** Start **

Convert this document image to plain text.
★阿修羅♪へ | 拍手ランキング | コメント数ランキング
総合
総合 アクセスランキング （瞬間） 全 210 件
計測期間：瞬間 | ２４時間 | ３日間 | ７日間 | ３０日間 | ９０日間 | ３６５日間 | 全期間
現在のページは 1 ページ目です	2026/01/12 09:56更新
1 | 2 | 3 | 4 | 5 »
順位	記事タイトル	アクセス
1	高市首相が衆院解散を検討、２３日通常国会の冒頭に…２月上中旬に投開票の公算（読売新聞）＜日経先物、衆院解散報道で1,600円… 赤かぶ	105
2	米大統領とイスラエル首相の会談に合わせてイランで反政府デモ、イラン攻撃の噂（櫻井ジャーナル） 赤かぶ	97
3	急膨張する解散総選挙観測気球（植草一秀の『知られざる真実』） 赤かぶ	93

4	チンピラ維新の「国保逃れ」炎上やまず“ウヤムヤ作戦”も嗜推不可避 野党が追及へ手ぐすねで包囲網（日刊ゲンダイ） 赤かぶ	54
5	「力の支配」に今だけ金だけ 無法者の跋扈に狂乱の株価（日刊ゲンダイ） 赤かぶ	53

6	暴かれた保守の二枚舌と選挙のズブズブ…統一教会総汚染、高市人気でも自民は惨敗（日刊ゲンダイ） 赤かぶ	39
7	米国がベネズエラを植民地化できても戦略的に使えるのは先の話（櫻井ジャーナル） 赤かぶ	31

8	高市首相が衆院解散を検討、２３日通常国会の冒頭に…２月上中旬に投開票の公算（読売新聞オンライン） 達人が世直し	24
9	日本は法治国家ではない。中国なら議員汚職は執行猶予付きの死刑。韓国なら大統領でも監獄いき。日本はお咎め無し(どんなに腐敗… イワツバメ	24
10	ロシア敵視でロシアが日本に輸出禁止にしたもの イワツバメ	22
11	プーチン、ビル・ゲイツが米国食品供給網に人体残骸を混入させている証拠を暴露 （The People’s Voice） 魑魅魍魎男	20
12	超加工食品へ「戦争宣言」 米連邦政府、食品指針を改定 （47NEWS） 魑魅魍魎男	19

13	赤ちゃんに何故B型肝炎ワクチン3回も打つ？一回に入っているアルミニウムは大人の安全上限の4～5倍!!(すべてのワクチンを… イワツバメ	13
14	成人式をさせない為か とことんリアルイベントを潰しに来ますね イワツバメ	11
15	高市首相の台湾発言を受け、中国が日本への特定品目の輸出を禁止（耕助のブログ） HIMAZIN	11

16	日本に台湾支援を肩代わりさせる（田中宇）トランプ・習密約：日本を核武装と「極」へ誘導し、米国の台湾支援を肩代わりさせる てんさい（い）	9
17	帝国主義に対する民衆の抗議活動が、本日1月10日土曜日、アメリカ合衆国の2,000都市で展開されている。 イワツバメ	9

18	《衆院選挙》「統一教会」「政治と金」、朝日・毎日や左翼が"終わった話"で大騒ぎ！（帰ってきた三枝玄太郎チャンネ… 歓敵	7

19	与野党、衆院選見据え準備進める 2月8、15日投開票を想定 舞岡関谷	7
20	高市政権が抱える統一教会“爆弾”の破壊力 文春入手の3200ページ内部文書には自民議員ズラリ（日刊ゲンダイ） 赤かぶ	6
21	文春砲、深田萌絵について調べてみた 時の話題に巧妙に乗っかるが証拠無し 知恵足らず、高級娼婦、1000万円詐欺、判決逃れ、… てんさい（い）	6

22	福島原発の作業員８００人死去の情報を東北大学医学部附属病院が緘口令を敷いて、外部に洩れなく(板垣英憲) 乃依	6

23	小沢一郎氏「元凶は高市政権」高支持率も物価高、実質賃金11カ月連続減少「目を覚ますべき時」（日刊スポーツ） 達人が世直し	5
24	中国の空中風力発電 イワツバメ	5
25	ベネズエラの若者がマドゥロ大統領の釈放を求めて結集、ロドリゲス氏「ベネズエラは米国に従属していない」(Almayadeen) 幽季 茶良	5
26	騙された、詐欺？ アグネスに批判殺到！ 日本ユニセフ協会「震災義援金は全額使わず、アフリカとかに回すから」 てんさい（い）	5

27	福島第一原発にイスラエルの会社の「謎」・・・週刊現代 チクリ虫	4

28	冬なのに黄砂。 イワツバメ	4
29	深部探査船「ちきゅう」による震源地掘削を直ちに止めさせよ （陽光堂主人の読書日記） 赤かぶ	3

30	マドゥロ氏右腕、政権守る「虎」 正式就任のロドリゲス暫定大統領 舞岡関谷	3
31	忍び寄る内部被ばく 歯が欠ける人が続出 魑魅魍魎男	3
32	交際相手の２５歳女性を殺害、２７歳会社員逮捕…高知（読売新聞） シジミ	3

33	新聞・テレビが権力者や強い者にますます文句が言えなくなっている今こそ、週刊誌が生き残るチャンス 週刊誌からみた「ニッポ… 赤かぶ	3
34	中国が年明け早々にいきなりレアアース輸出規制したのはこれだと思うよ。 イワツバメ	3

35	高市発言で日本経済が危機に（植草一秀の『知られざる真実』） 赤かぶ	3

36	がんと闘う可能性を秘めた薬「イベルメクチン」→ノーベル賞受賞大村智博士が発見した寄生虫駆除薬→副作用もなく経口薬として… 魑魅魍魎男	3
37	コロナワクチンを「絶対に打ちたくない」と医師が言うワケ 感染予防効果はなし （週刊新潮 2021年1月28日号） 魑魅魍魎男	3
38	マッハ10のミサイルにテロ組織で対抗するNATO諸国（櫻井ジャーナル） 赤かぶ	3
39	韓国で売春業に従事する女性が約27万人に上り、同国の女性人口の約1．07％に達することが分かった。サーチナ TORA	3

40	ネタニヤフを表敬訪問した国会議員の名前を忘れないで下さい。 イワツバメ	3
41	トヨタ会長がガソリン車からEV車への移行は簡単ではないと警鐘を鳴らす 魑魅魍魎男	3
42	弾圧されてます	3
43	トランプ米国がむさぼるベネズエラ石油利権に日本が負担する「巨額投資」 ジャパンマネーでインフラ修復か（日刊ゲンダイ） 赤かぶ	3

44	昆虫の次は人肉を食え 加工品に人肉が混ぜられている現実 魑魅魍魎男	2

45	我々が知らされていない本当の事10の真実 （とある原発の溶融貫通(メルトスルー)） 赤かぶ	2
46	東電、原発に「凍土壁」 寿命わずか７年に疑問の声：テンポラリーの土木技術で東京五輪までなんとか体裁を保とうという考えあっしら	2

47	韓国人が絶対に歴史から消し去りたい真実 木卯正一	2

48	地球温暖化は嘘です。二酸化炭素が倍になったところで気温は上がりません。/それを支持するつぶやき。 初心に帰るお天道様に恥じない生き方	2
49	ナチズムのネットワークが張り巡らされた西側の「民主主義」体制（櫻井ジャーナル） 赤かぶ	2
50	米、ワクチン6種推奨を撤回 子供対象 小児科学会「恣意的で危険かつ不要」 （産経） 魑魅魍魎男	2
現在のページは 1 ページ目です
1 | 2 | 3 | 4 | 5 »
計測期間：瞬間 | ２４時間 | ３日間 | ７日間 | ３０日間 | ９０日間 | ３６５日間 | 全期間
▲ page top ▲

** End **

All of the entries above need to be reproduced exactly.

Convert this document image to plain text.
★阿修羅♪へ | 拍手ランキング | コメント数ランキング
総合
総合 アクセスランキング （瞬間） 全 210 件
計測期間：瞬間 | ２４時間 | ３日間 | ７日間 | ３０日間 | ９０日間 | ３６５日間 | 全期間
現在のページは 1 ページ目です	2026/01/12 09:56更新
1 | 2 | 3 | 4 | 5 »
順位	記事タイトル	アクセス
1	高市首相が衆院解散を検討、２３日通常国会の冒頭に…２月上中旬に投開票の公算（読売新聞）＜日経先物、衆院解散報道で1,600円… 赤かぶ	105
2	米大統領とイスラエル首相の会談に合わせてイランで反政府デモ、イラン攻撃の噂（櫻井ジャーナル） 赤かぶ	97
3	急膨張する解散総選挙観測気球（植草一秀の『知られざる真実』） 赤かぶ	93

4	チンピラ維新の「国保逃れ」炎上やまず“ウヤムヤ作戦”も嗜推不可避 野党が追及へ手ぐすねで包囲網（日刊ゲンダイ） 赤かぶ	54
5	「力の支配」に今だけ金だけ 無法者の跋扈に狂乱の株価（日刊ゲンダイ） 赤かぶ	53

6	暴かれた保守の二枚舌と選挙のズブズブ…統一教会総汚染、高市人気でも自民は惨敗（日刊ゲンダイ） 赤かぶ	39
7	米国がベネズエラを植民地化できても戦略的に使えるのは先の話（櫻井ジャーナル） 赤かぶ	31

8	高市首相が衆院解散を検討、２３日通常国会の冒頭に…２月上中旬に投開票の公算（読売新聞オンライン） 達人が世直し	24
9	日本は法治国家ではない。中国なら議員汚職は執行猶予付きの死刑。韓国なら大統領でも監獄いき。日本はお咎め無し(どんなに腐敗… イワツバメ	24
10	ロシア敵視でロシアが日本に輸出禁止にしたもの イワツバメ	22
11	プーチン、ビル・ゲイツが米国食品供給網に人体残骸を混入させている証拠を暴露 （The People’s Voice） 魑魅魍魎男	20
12	超加工食品へ「戦争宣言」 米連邦政府、食品指針を改定 （47NEWS） 魑魅魍魎男	19

13	赤ちゃんに何故B型肝炎ワクチン3回も打つ？一回に入っているアルミニウムは大人の安全上限の4～5倍!!(すべてのワクチンを… イワツバメ	13
14	成人式をさせない為か とことんリアルイベントを潰しに来ますね イワツバメ	11
15	高市首相の台湾発言を受け、中国が日本への特定品目の輸出を禁止（耕助のブログ） HIMAZIN	11

16	日本に台湾支援を肩代わりさせる（田中宇）トランプ・習密約：日本を核武装と「極」へ誘導し、米国の台湾支援を肩代わりさせる てんさい（い）	9
17	帝国主義に対する民衆の抗議活動が、本日1月10日土曜日、アメリカ合衆国の2,000都市で展開されている。 イワツバメ	9

18	《衆院選挙》「統一教会」「政治と金」、朝日・毎日や左翼が"終わった話"で大騒ぎ！（帰ってきた三枝玄太郎チャンネ… 歓敵	7

19	与野党、衆院選見据え準備進める 2月8、15日投開票を想定 舞岡関谷	7
20	高市政権が抱える統一教会“爆弾”の破壊力 文春入手の3200ページ内部文書には自民議員ズラリ（日刊ゲンダイ） 赤かぶ	6
21	文春砲、深田萌絵について調べてみた 時の話題に巧妙に乗っかるが証拠無し 知恵足らず、高級娼婦、1000万円詐欺、判決逃れ、… てんさい（い）	6

22	福島原発の作業員８００人死去の情報を東北大学医学部附属病院が緘口令を敷いて、外部に洩れなく(板垣英憲) 乃依	6

23	小沢一郎氏「元凶は高市政権」高支持率も物価高、実質賃金11カ月連続減少「目を覚ますべき時」（日刊スポーツ） 達人が世直し	5
24	中国の空中風力発電 イワツバメ	5
25	ベネズエラの若者がマドゥロ大統領の釈放を求めて結集、ロドリゲス氏「ベネズエラは米国に従属していない」(Almayadeen) 幽季 茶良	5
26	騙された、詐欺？ アグネスに批判殺到！ 日本ユニセフ協会「震災義援金は全額使わず、アフリカとかに回すから」 てんさい（い）	5

27	福島第一原発にイスラエルの会社の「謎」・・・週刊現代 チクリ虫	4

28	冬なのに黄砂。 イワツバメ	4
29	深部探査船「ちきゅう」による震源地掘削を直ちに止めさせよ （陽光堂主人の読書日記） 赤かぶ	3

30	マドゥロ氏右腕、政権守る「虎」 正式就任のロドリゲス暫定大統領 舞岡関谷	3
31	忍び寄る内部被ばく 歯が欠ける人が続出 魑魅魍魎男	3
32	交際相手の２５歳女性を殺害、２７歳会社員逮捕…高知（読売新聞） シジミ	3

33	新聞・テレビが権力者や強い者にますます文句が言えなくなっている今こそ、週刊誌が生き残るチャンス 週刊誌からみた「ニッポ… 赤かぶ	3
34	中国が年明け早々にいきなりレアアース輸出規制したのはこれだと思うよ。 イワツバメ	3

35	高市発言で日本経済が危機に（植草一秀の『知られざる真実』） 赤かぶ	3

36	がんと闘う可能性を秘めた薬「イベルメクチン」→ノーベル賞受賞大村智博士が発見した寄生虫駆除薬→副作用もなく経口薬として… 魑魅魍魎男	3
37	コロナワクチンを「絶対に打ちたくない」と医師が言うワケ 感染予防効果はなし （週刊新潮 2021年1月28日号） 魑魅魍魎男	3
38	マッハ10のミサイルにテロ組織で対抗するNATO諸国（櫻井ジャーナル） 赤かぶ	3
39	韓国で売春業に従事する女性が約27万人に上り、同国の女性人口の約1．07％に達することが分かった。サーチナ TORA	3

40	ネタニヤフを表敬訪問した国会議員の名前を忘れないで下さい。 イワツバメ	3
41	トヨタ会長がガソリン車からEV車への移行は簡単ではないと警鐘を鳴らす 魑魅魍魎男	3
42	弾圧されてます	3
43	トランプ米国がむさぼるベネズエラ石油利権に日本が負担する「巨額投資」 ジャパンマネーでインフラ修復か（日刊ゲンダイ） 赤かぶ	3

44	昆虫の次は人肉を食え 加工品に人肉が混ぜられている現実 魑魅魍魎男	2

45	我々が知らされていない本当の事10の真実 （とある原発の溶融貫通(メルトスルー)） 赤かぶ	2
46	東電、原発に「凍土壁」 寿命わずか７年に疑問の声：テンポラリーの土木技術で東京五輪までなんとか体裁を保とうという考えあっしら	2

47	韓国人が絶対に歴史から消し去りたい真実 木卯正一	2

48	地球温暖化は嘘です。二酸化炭素が倍になったところで気温は上がりません。/それを支持するつぶやき。 初心に帰るお天道様に恥じない生き方	2
49	ナチズムのネットワークが張り巡らされた西側の「民主主義」体制（櫻井ジャーナル） 赤かぶ	2
50	米、ワクチン6種推奨を撤回 子供対象 小児科学会「恣意的で危険かつ不要」 （産経） 魑魅魍魎男	2
現在のページは 1 ページ目です
1 | 2 | 3 | 4 | 5 »
計測期間：瞬間 | ２４時間 | ３日間 | ７日間 | ３０日間 | ９０日間 | ３６５日間 | 全期間
▲ page top ▲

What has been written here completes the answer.